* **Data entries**
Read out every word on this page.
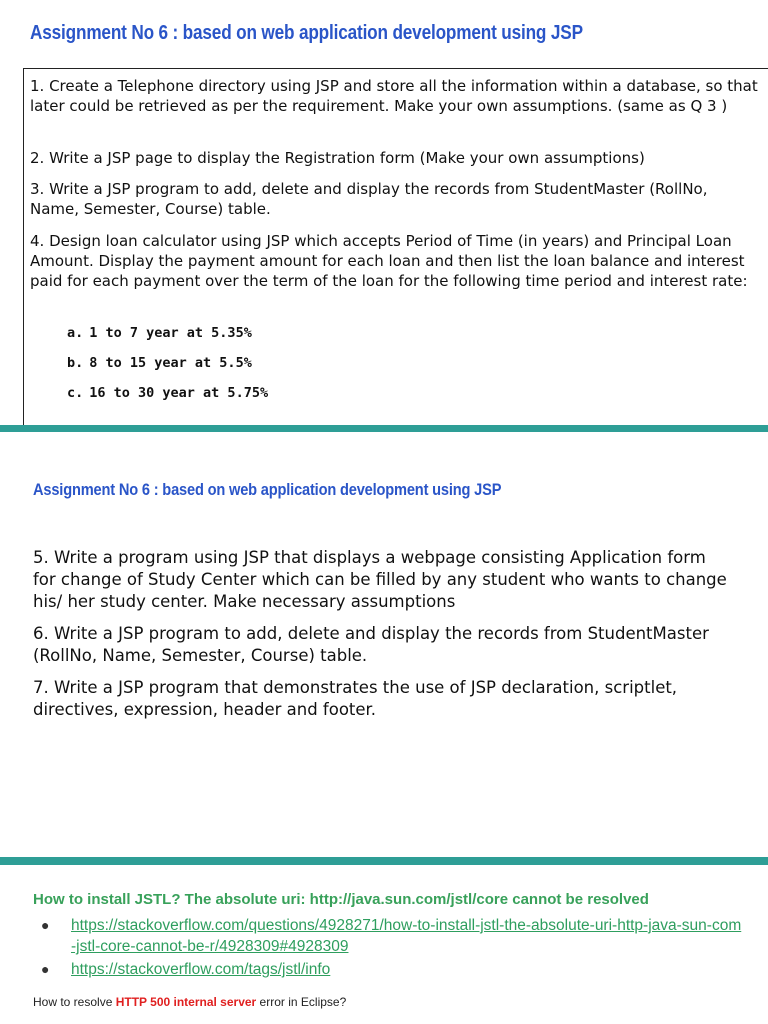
Assignment No 6 : based on web application development using JSP

1. Create a Telephone directory using JSP and store all the information within a database, so that later could be retrieved as per the requirement. Make your own assumptions. (same as Q 3 )

2. Write a JSP page to display the Registration form (Make your own assumptions)

3. Write a JSP program to add, delete and display the records from StudentMaster (RollNo, Name, Semester, Course) table.

4. Design loan calculator using JSP which accepts Period of Time (in years) and Principal Loan Amount. Display the payment amount for each loan and then list the loan balance and interest paid for each payment over the term of the loan for the following time period and interest rate:

a. 1 to 7 year at 5.35%

b. 8 to 15 year at 5.5%

c. 16 to 30 year at 5.75%

Assignment No 6 : based on web application development using JSP

5. Write a program using JSP that displays a webpage consisting Application form for change of Study Center which can be filled by any student who wants to change his/ her study center. Make necessary assumptions

6. Write a JSP program to add, delete and display the records from StudentMaster (RollNo, Name, Semester, Course) table.

7. Write a JSP program that demonstrates the use of JSP declaration, scriptlet, directives, expression, header and footer.

How to install JSTL? The absolute uri: http://java.sun.com/jstl/core cannot be resolved

● https://stackoverflow.com/questions/4928271/how-to-install-jstl-the-absolute-uri-http-java-sun-com-jstl-core-cannot-be-r/4928309#4928309
● https://stackoverflow.com/tags/jstl/info

How to resolve HTTP 500 internal server error in Eclipse?
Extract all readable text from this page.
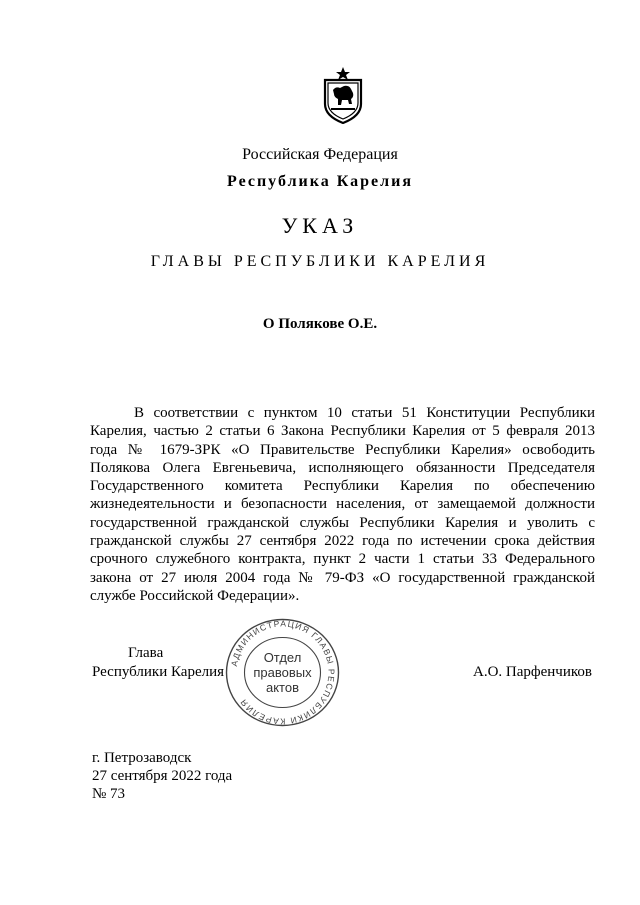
Российская Федерация
Республика Карелия
УКАЗ
ГЛАВЫ РЕСПУБЛИКИ КАРЕЛИЯ
О Полякове О.Е.

В соответствии с пунктом 10 статьи 51 Конституции Республики Карелия, частью 2 статьи 6 Закона Республики Карелия от 5 февраля 2013 года № 1679-ЗРК «О Правительстве Республики Карелия» освободить Полякова Олега Евгеньевича, исполняющего обязанности Председателя Государственного комитета Республики Карелия по обеспечению жизнедеятельности и безопасности населения, от замещаемой должности государственной гражданской службы Республики Карелия и уволить с гражданской службы 27 сентября 2022 года по истечении срока действия срочного служебного контракта, пункт 2 части 1 статьи 33 Федерального закона от 27 июля 2004 года № 79-ФЗ «О государственной гражданской службе Российской Федерации».

Глава
Республики Карелия	А.О. Парфенчиков
АДМИНИСТРАЦИЯ ГЛАВЫ РЕСПУБЛИКИ КАРЕЛИЯ
Отдел
правовых
актов
г. Петрозаводск
27 сентября 2022 года
№ 73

* **Set task**
Exclude the pictures, and transcribe all of the material exactly.

* **Output for this task**
Read out every word on this page.
Assignment No 6 : based on web application development using JSP

1. Create a Telephone directory using JSP and store all the information within a database, so that later could be retrieved as per the requirement. Make your own assumptions. (same as Q 3 )

2. Write a JSP page to display the Registration form (Make your own assumptions)

3. Write a JSP program to add, delete and display the records from StudentMaster (RollNo, Name, Semester, Course) table.

4. Design loan calculator using JSP which accepts Period of Time (in years) and Principal Loan Amount. Display the payment amount for each loan and then list the loan balance and interest paid for each payment over the term of the loan for the following time period and interest rate:

a. 1 to 7 year at 5.35%

b. 8 to 15 year at 5.5%

c. 16 to 30 year at 5.75%

Assignment No 6 : based on web application development using JSP

5. Write a program using JSP that displays a webpage consisting Application form for change of Study Center which can be filled by any student who wants to change his/ her study center. Make necessary assumptions

6. Write a JSP program to add, delete and display the records from StudentMaster (RollNo, Name, Semester, Course) table.

7. Write a JSP program that demonstrates the use of JSP declaration, scriptlet, directives, expression, header and footer.

How to install JSTL? The absolute uri: http://java.sun.com/jstl/core cannot be resolved

● https://stackoverflow.com/questions/4928271/how-to-install-jstl-the-absolute-uri-http-java-sun-com-jstl-core-cannot-be-r/4928309#4928309
● https://stackoverflow.com/tags/jstl/info

How to resolve HTTP 500 internal server error in Eclipse?
Extract all readable text from this page.
Российская Федерация
Республика Карелия
УКАЗ
ГЛАВЫ РЕСПУБЛИКИ КАРЕЛИЯ
О Полякове О.Е.

В соответствии с пунктом 10 статьи 51 Конституции Республики Карелия, частью 2 статьи 6 Закона Республики Карелия от 5 февраля 2013 года № 1679-ЗРК «О Правительстве Республики Карелия» освободить Полякова Олега Евгеньевича, исполняющего обязанности Председателя Государственного комитета Республики Карелия по обеспечению жизнедеятельности и безопасности населения, от замещаемой должности государственной гражданской службы Республики Карелия и уволить с гражданской службы 27 сентября 2022 года по истечении срока действия срочного служебного контракта, пункт 2 части 1 статьи 33 Федерального закона от 27 июля 2004 года № 79-ФЗ «О государственной гражданской службе Российской Федерации».

Глава
Республики Карелия	А.О. Парфенчиков
АДМИНИСТРАЦИЯ ГЛАВЫ РЕСПУБЛИКИ КАРЕЛИЯ
Отдел
правовых
актов
г. Петрозаводск
27 сентября 2022 года
№ 73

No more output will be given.